• What you will do:
Copy each line below in which the string "caption" occurs.

Begin Supplied entries

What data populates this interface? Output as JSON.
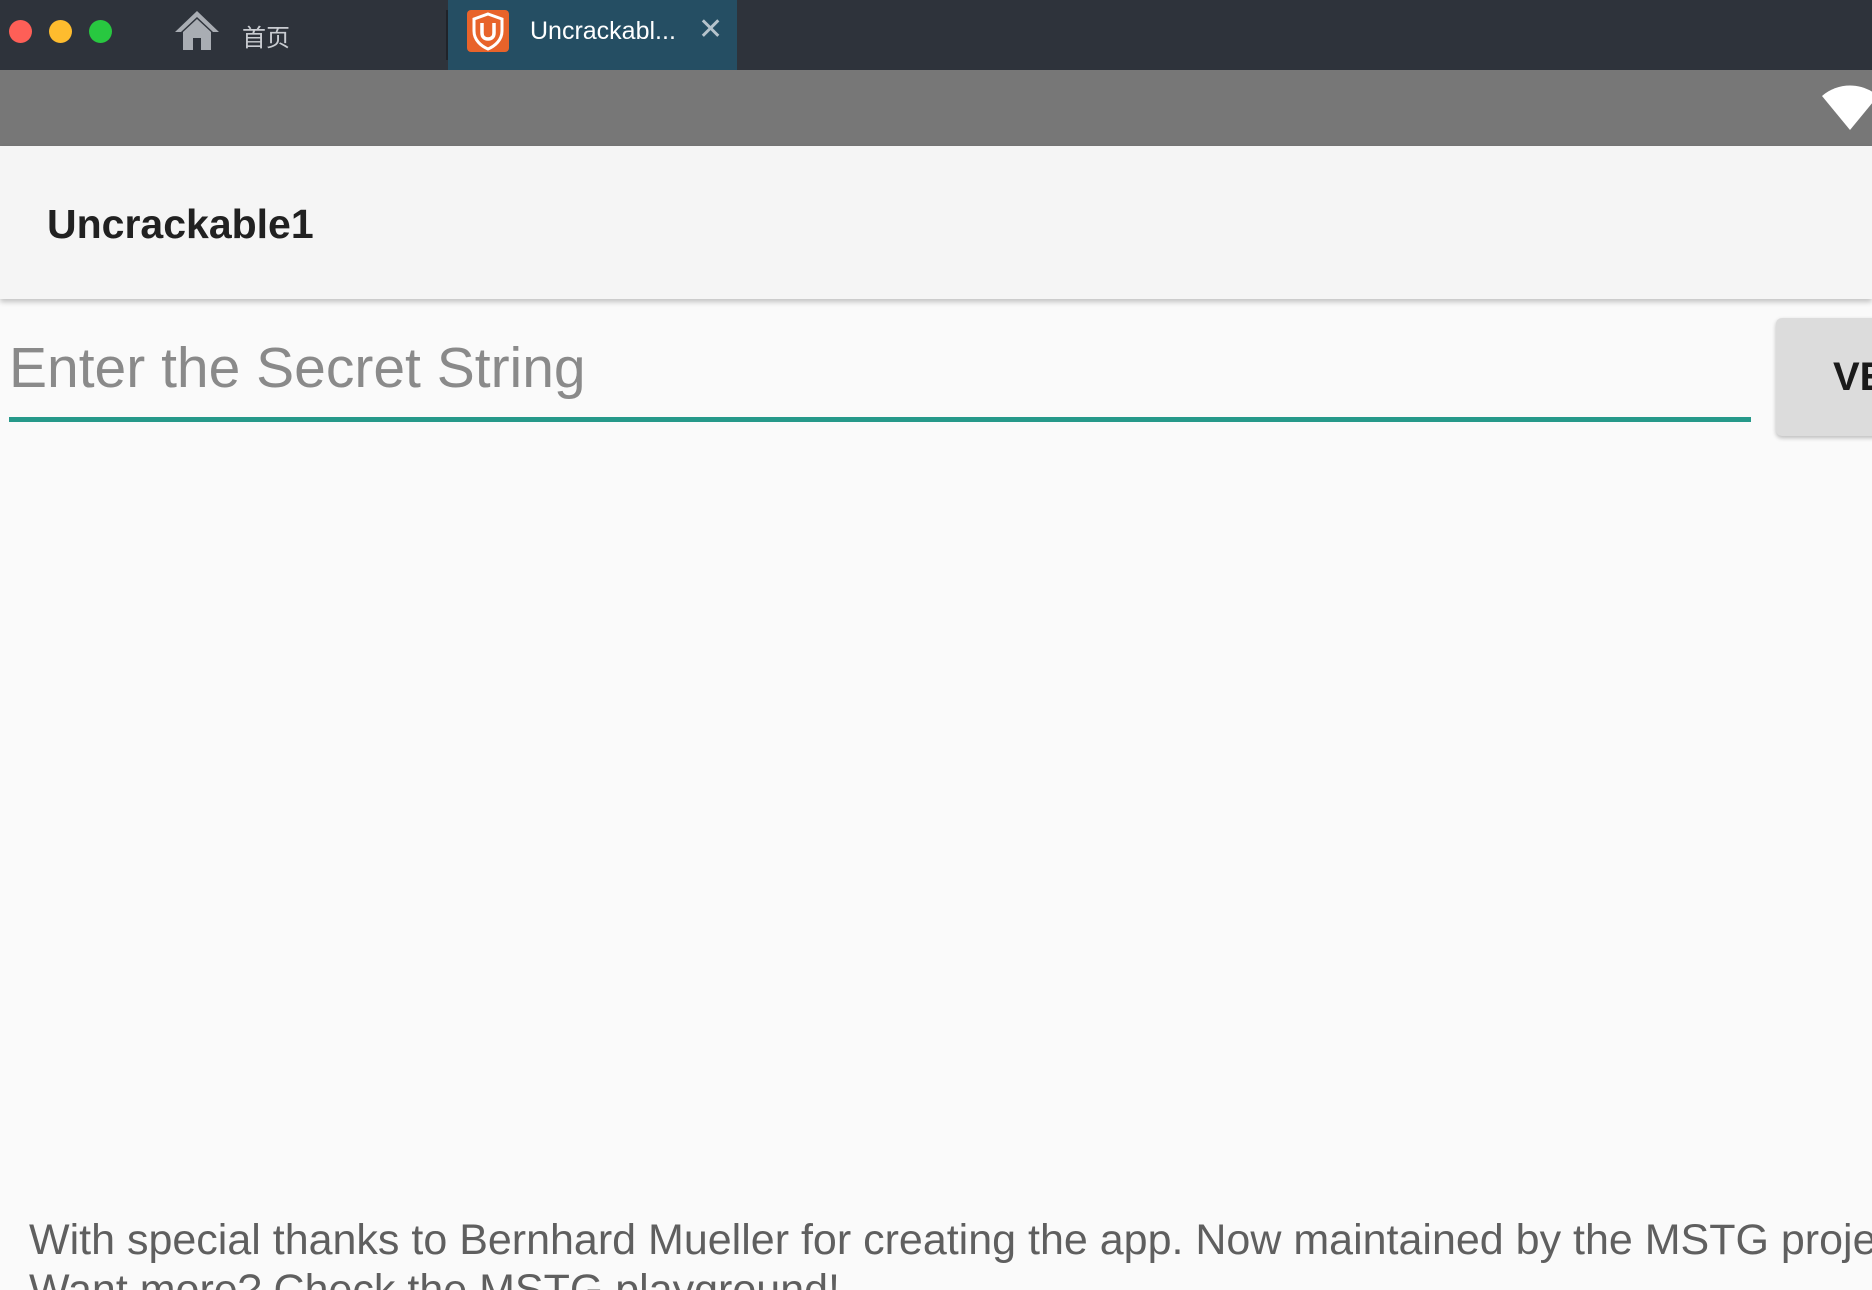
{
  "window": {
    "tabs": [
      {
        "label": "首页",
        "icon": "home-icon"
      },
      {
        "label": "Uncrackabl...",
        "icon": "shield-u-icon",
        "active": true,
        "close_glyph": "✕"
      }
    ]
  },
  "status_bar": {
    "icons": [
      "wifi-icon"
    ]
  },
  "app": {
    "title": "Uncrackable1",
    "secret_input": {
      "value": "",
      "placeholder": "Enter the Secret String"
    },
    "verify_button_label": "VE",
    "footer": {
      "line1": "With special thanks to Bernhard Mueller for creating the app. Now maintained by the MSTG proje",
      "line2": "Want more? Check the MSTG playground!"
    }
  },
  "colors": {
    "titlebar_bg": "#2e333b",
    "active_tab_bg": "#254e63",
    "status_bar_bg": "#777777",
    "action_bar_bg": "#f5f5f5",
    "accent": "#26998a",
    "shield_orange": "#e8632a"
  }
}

End Supplied entries
Begin Supplied entries

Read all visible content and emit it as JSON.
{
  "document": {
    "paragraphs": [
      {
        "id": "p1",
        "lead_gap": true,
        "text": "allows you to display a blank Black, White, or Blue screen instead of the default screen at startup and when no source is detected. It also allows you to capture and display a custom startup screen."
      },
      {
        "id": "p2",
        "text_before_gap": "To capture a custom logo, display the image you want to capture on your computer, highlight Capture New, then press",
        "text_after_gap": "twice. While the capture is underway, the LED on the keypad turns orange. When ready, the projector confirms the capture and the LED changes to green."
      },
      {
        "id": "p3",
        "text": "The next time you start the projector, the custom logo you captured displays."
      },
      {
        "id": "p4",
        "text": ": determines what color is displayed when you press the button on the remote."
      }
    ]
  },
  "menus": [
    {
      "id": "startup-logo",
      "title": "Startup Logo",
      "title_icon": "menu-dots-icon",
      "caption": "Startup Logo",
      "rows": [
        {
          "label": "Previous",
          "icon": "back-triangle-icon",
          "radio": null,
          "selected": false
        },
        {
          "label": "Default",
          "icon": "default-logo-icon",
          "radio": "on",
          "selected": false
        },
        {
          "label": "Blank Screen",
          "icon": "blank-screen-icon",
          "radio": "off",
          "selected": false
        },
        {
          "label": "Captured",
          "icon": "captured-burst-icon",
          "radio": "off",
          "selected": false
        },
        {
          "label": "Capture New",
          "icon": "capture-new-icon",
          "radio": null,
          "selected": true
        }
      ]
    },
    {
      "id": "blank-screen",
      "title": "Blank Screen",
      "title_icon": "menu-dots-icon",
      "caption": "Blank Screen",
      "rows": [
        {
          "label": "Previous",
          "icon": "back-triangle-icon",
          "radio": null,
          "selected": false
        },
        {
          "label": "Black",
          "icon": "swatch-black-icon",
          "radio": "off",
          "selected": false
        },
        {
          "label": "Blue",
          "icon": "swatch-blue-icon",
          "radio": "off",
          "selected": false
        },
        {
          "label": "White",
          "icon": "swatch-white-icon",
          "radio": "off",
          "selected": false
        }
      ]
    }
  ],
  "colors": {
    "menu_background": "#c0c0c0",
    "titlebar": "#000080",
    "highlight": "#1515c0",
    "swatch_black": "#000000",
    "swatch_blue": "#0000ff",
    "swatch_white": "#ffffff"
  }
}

End Supplied entries
Begin Supplied entries

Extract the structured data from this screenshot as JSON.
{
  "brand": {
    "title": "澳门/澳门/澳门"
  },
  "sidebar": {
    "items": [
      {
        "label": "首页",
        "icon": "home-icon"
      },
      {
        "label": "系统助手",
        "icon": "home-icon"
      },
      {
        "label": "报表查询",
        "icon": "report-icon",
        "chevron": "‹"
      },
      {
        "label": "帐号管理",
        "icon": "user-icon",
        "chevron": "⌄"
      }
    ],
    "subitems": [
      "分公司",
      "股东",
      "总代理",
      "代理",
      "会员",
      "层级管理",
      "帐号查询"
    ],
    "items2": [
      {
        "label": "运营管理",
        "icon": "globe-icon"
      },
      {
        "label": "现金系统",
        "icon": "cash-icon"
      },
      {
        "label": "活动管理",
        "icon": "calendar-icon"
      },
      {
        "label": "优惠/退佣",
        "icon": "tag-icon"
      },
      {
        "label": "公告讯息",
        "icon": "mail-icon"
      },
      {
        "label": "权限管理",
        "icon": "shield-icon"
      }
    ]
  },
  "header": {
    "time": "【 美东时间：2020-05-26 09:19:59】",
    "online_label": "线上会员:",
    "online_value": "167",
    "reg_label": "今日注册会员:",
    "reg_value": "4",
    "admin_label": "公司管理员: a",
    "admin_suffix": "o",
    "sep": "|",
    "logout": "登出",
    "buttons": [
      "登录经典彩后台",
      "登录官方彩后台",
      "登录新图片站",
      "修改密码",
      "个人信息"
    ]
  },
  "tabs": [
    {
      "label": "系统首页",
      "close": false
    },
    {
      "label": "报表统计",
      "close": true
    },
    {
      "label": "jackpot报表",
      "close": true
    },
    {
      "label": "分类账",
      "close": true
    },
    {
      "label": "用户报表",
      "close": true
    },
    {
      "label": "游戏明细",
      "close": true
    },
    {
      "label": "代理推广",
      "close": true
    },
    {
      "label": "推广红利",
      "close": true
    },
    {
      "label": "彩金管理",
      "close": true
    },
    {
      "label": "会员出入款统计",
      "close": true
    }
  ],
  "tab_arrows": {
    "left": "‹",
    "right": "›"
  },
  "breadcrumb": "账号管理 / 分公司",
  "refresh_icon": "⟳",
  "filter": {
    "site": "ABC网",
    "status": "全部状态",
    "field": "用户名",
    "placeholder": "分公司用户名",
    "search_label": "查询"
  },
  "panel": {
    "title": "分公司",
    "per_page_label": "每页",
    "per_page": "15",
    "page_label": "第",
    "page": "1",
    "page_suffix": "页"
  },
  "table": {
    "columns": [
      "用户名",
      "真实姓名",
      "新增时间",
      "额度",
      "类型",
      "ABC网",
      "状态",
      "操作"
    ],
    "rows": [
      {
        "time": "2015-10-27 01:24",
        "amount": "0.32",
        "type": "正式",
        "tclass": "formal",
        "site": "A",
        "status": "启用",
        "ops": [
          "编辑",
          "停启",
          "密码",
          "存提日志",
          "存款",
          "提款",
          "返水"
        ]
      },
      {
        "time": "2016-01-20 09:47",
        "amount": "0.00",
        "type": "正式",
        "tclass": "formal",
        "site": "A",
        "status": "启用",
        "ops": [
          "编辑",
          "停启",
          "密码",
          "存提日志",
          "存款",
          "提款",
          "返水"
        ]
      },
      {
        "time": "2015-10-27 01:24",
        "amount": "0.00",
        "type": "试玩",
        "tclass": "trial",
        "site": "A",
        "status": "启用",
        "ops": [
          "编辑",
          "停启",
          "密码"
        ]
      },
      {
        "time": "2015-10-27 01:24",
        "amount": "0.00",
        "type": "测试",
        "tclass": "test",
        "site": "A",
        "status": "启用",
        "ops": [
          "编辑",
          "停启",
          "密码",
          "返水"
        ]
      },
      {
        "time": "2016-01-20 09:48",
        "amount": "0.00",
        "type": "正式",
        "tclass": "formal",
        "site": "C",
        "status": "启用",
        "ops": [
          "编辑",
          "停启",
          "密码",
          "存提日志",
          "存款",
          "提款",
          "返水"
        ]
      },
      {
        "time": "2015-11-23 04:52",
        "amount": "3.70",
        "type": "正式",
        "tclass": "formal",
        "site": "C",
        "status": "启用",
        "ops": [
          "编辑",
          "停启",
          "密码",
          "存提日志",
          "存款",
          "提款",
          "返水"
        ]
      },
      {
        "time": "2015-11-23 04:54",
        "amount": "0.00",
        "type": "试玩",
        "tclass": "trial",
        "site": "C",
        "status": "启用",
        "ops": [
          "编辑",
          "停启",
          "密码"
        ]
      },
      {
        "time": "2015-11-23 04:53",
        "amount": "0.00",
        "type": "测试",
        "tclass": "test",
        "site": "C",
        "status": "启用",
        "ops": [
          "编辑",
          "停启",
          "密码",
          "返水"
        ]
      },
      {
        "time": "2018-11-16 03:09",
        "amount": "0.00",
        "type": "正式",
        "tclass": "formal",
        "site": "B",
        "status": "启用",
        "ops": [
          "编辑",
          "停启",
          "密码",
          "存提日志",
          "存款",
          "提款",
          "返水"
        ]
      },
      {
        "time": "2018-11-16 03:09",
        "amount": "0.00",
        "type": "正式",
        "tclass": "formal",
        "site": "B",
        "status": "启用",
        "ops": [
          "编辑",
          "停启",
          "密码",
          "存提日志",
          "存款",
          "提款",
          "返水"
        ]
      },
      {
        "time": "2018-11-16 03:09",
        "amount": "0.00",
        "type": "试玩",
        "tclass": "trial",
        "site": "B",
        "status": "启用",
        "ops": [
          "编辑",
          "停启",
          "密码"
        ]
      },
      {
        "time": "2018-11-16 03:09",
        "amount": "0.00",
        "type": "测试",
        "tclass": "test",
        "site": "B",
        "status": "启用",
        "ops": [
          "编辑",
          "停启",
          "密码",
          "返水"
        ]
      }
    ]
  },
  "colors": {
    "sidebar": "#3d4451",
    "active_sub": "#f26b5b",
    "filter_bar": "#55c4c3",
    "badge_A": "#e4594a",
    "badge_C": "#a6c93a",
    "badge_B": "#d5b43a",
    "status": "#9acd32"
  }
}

End Supplied entries

• Reply:
      "caption": "Startup Logo",
      "caption": "Blank Screen",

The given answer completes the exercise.